**Bagian Dokumen**

1
1

Tarif Amerika Serikat Turun, Indonesia Bakal Untung atau Buntung?

Ilustrasi. | Foto: Pexel

Media Asuransi, JAKARTA – Penurunan tarif impor oleh Amerika Serikat (AS) yang baru-baru ini disepakati telah memicu berbagai pandangan di kalangan pakar ekonomi Indonesia. Apakah ini benar-benar membawa keuntungan bagi Indonesia atau justru menyisakan tantangan yang perlu diwaspadai?

Kesepakatan dagang terbaru antara Indonesia dan Amerika Serikat, diumumkan pada 15 Juli 2025, menurunkan tarif impor barang Indonesia ke AS dari 32 persen menjadi 19 persen, sementara produk AS masuk ke Indonesia dengan tarif nol persen.

Indonesia juga berkomitmen membeli produk energi AS senilai US$15 miliar, pertanian US$4,5 miliar, dan 50 pesawat Boeing. Kesepakatan ini membuka peluang ekspor sektor unggulan Indonesia seperti tekstil dan elektronik, dengan tarif lebih kompetitif dibandingkan dengan negara ASEAN lain.

|Baca juga: Mirae Asset Resmikan Cabang Terbesar, Jumlah Nasabah Dibidik 1 Juta pada 2026

|Baca juga: Mau Ketiban Durian Runtuh Hari Ini? Coba Pantau 4 Saham Berikut!

Namun, masuknya produk pangan AS tanpa tarif berisiko bagi petani lokal dan program swasembada pangan. Klausul transhipment juga menyulitkan strategi ekspor berbasis bahan baku impor. Dari sisi fiskal, komitmen pembelian produk AS, terutama pesawat, dapat membebani BUMN dan mengganggu stabilitas neraca perdagangan serta nilai tukar.

Direktur Eksekutif Indef Esther Sri Astuti menjelaskan lima negara importir terbesar ke Indonesia adalah China (73,85), Singapura (21,53), Jepang (14,38), Amerika Serikat (12,02), dan Malaysia (10,92), dengan total kontribusi sebesar 56,68 persen terhadap nilai impor nasional.

**Data yang Diberikan**
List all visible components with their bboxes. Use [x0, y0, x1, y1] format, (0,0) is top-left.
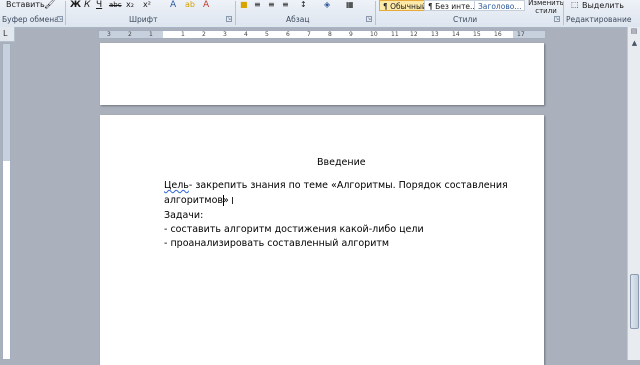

**Yang Ditanyakan**
Salin tanpa perubahan bagian artikel tentang penurunan tarif Amerika Serikat, mulai dari "Direktur Eksekutif Indef" dan terus sampai "nilai impor nasional.".

**Hasil Latihan**
Direktur Eksekutif Indef Esther Sri Astuti menjelaskan lima negara importir terbesar ke Indonesia adalah China (73,85), Singapura (21,53), Jepang (14,38), Amerika Serikat (12,02), dan Malaysia (10,92), dengan total kontribusi sebesar 56,68 persen terhadap nilai impor nasional.